-- EXERCISE TASK --
Print each of the entries exactly, leaving nothing out.

## Begin

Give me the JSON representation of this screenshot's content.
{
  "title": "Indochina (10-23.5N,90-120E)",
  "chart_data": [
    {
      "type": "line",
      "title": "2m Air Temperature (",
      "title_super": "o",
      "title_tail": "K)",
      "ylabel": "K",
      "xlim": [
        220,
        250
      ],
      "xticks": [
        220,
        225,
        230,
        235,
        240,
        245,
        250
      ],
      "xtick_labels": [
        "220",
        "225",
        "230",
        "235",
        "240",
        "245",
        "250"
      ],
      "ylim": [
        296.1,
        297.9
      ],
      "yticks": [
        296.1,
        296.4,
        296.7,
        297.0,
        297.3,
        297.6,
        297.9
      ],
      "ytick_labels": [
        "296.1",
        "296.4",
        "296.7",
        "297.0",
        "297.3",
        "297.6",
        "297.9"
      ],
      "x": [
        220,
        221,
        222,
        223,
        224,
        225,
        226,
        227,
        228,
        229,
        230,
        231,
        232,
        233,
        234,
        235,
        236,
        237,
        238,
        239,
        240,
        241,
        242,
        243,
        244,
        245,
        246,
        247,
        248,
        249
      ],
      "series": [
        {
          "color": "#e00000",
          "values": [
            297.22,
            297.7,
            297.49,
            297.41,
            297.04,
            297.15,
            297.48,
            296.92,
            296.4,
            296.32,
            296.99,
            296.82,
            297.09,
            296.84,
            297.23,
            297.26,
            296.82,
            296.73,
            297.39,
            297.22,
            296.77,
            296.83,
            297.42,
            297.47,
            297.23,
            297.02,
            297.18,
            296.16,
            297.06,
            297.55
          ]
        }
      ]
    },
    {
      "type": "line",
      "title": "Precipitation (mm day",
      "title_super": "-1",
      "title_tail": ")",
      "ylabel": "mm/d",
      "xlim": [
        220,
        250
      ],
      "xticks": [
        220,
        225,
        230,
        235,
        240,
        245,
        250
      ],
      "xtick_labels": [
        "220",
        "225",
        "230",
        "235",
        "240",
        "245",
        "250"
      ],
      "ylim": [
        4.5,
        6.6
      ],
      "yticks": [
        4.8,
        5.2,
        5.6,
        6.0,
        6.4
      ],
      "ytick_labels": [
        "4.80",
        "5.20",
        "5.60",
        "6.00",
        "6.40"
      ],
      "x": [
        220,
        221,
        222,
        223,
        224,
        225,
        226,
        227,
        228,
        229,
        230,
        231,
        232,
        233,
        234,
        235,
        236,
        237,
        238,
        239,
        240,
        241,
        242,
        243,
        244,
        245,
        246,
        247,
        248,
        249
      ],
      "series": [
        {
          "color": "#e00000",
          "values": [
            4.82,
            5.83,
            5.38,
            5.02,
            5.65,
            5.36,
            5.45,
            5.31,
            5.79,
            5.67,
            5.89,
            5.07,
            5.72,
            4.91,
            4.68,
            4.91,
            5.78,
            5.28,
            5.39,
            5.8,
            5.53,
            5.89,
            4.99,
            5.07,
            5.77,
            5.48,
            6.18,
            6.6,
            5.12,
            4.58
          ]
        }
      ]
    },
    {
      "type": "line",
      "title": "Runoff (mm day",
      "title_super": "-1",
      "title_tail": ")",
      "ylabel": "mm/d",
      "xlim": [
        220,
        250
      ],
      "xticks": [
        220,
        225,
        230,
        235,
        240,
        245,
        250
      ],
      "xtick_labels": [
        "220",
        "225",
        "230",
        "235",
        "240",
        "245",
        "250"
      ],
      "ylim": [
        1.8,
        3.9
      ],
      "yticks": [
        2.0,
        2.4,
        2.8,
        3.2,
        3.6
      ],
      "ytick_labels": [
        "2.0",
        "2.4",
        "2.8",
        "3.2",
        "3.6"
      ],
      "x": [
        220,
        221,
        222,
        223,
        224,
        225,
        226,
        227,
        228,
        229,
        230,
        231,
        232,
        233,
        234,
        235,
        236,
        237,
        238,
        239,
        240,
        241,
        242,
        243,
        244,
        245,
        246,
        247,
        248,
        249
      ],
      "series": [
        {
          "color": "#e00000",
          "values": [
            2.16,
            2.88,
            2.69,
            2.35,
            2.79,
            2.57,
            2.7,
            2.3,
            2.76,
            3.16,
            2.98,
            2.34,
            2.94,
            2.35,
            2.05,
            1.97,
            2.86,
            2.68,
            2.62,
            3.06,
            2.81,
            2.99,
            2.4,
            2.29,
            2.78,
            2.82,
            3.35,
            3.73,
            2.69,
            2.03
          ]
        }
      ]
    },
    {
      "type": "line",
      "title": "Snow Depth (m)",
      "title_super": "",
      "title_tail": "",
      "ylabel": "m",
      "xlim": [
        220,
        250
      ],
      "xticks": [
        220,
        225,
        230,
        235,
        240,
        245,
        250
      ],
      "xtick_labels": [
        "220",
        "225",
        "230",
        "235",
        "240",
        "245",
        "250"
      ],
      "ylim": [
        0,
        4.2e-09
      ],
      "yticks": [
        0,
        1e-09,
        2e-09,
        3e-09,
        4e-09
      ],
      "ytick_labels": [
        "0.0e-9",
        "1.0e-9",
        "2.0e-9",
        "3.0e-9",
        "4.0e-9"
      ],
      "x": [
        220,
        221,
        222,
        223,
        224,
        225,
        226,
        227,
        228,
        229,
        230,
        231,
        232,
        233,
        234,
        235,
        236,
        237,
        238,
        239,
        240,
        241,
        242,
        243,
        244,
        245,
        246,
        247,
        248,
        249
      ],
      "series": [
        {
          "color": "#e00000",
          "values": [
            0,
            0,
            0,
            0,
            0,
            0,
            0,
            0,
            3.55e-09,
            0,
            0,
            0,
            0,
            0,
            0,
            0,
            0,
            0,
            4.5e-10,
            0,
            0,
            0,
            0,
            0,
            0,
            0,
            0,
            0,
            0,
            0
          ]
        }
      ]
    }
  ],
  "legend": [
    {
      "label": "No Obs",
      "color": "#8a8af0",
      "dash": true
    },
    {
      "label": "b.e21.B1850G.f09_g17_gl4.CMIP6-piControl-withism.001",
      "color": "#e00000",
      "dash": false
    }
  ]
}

## End

-- REPLY --
Give me the JSON representation of this screenshot's content.
{
  "title": "Indochina (10-23.5N,90-120E)",
  "chart_data": [
    {
      "type": "line",
      "title": "2m Air Temperature (",
      "title_super": "o",
      "title_tail": "K)",
      "ylabel": "K",
      "xlim": [
        220,
        250
      ],
      "xticks": [
        220,
        225,
        230,
        235,
        240,
        245,
        250
      ],
      "xtick_labels": [
        "220",
        "225",
        "230",
        "235",
        "240",
        "245",
        "250"
      ],
      "ylim": [
        296.1,
        297.9
      ],
      "yticks": [
        296.1,
        296.4,
        296.7,
        297.0,
        297.3,
        297.6,
        297.9
      ],
      "ytick_labels": [
        "296.1",
        "296.4",
        "296.7",
        "297.0",
        "297.3",
        "297.6",
        "297.9"
      ],
      "x": [
        220,
        221,
        222,
        223,
        224,
        225,
        226,
        227,
        228,
        229,
        230,
        231,
        232,
        233,
        234,
        235,
        236,
        237,
        238,
        239,
        240,
        241,
        242,
        243,
        244,
        245,
        246,
        247,
        248,
        249
      ],
      "series": [
        {
          "color": "#e00000",
          "values": [
            297.22,
            297.7,
            297.49,
            297.41,
            297.04,
            297.15,
            297.48,
            296.92,
            296.4,
            296.32,
            296.99,
            296.82,
            297.09,
            296.84,
            297.23,
            297.26,
            296.82,
            296.73,
            297.39,
            297.22,
            296.77,
            296.83,
            297.42,
            297.47,
            297.23,
            297.02,
            297.18,
            296.16,
            297.06,
            297.55
          ]
        }
      ]
    },
    {
      "type": "line",
      "title": "Precipitation (mm day",
      "title_super": "-1",
      "title_tail": ")",
      "ylabel": "mm/d",
      "xlim": [
        220,
        250
      ],
      "xticks": [
        220,
        225,
        230,
        235,
        240,
        245,
        250
      ],
      "xtick_labels": [
        "220",
        "225",
        "230",
        "235",
        "240",
        "245",
        "250"
      ],
      "ylim": [
        4.5,
        6.6
      ],
      "yticks": [
        4.8,
        5.2,
        5.6,
        6.0,
        6.4
      ],
      "ytick_labels": [
        "4.80",
        "5.20",
        "5.60",
        "6.00",
        "6.40"
      ],
      "x": [
        220,
        221,
        222,
        223,
        224,
        225,
        226,
        227,
        228,
        229,
        230,
        231,
        232,
        233,
        234,
        235,
        236,
        237,
        238,
        239,
        240,
        241,
        242,
        243,
        244,
        245,
        246,
        247,
        248,
        249
      ],
      "series": [
        {
          "color": "#e00000",
          "values": [
            4.82,
            5.83,
            5.38,
            5.02,
            5.65,
            5.36,
            5.45,
            5.31,
            5.79,
            5.67,
            5.89,
            5.07,
            5.72,
            4.91,
            4.68,
            4.91,
            5.78,
            5.28,
            5.39,
            5.8,
            5.53,
            5.89,
            4.99,
            5.07,
            5.77,
            5.48,
            6.18,
            6.6,
            5.12,
            4.58
          ]
        }
      ]
    },
    {
      "type": "line",
      "title": "Runoff (mm day",
      "title_super": "-1",
      "title_tail": ")",
      "ylabel": "mm/d",
      "xlim": [
        220,
        250
      ],
      "xticks": [
        220,
        225,
        230,
        235,
        240,
        245,
        250
      ],
      "xtick_labels": [
        "220",
        "225",
        "230",
        "235",
        "240",
        "245",
        "250"
      ],
      "ylim": [
        1.8,
        3.9
      ],
      "yticks": [
        2.0,
        2.4,
        2.8,
        3.2,
        3.6
      ],
      "ytick_labels": [
        "2.0",
        "2.4",
        "2.8",
        "3.2",
        "3.6"
      ],
      "x": [
        220,
        221,
        222,
        223,
        224,
        225,
        226,
        227,
        228,
        229,
        230,
        231,
        232,
        233,
        234,
        235,
        236,
        237,
        238,
        239,
        240,
        241,
        242,
        243,
        244,
        245,
        246,
        247,
        248,
        249
      ],
      "series": [
        {
          "color": "#e00000",
          "values": [
            2.16,
            2.88,
            2.69,
            2.35,
            2.79,
            2.57,
            2.7,
            2.3,
            2.76,
            3.16,
            2.98,
            2.34,
            2.94,
            2.35,
            2.05,
            1.97,
            2.86,
            2.68,
            2.62,
            3.06,
            2.81,
            2.99,
            2.4,
            2.29,
            2.78,
            2.82,
            3.35,
            3.73,
            2.69,
            2.03
          ]
        }
      ]
    },
    {
      "type": "line",
      "title": "Snow Depth (m)",
      "title_super": "",
      "title_tail": "",
      "ylabel": "m",
      "xlim": [
        220,
        250
      ],
      "xticks": [
        220,
        225,
        230,
        235,
        240,
        245,
        250
      ],
      "xtick_labels": [
        "220",
        "225",
        "230",
        "235",
        "240",
        "245",
        "250"
      ],
      "ylim": [
        0,
        4.2e-09
      ],
      "yticks": [
        0,
        1e-09,
        2e-09,
        3e-09,
        4e-09
      ],
      "ytick_labels": [
        "0.0e-9",
        "1.0e-9",
        "2.0e-9",
        "3.0e-9",
        "4.0e-9"
      ],
      "x": [
        220,
        221,
        222,
        223,
        224,
        225,
        226,
        227,
        228,
        229,
        230,
        231,
        232,
        233,
        234,
        235,
        236,
        237,
        238,
        239,
        240,
        241,
        242,
        243,
        244,
        245,
        246,
        247,
        248,
        249
      ],
      "series": [
        {
          "color": "#e00000",
          "values": [
            0,
            0,
            0,
            0,
            0,
            0,
            0,
            0,
            3.55e-09,
            0,
            0,
            0,
            0,
            0,
            0,
            0,
            0,
            0,
            4.5e-10,
            0,
            0,
            0,
            0,
            0,
            0,
            0,
            0,
            0,
            0,
            0
          ]
        }
      ]
    }
  ],
  "legend": [
    {
      "label": "No Obs",
      "color": "#8a8af0",
      "dash": true
    },
    {
      "label": "b.e21.B1850G.f09_g17_gl4.CMIP6-piControl-withism.001",
      "color": "#e00000",
      "dash": false
    }
  ]
}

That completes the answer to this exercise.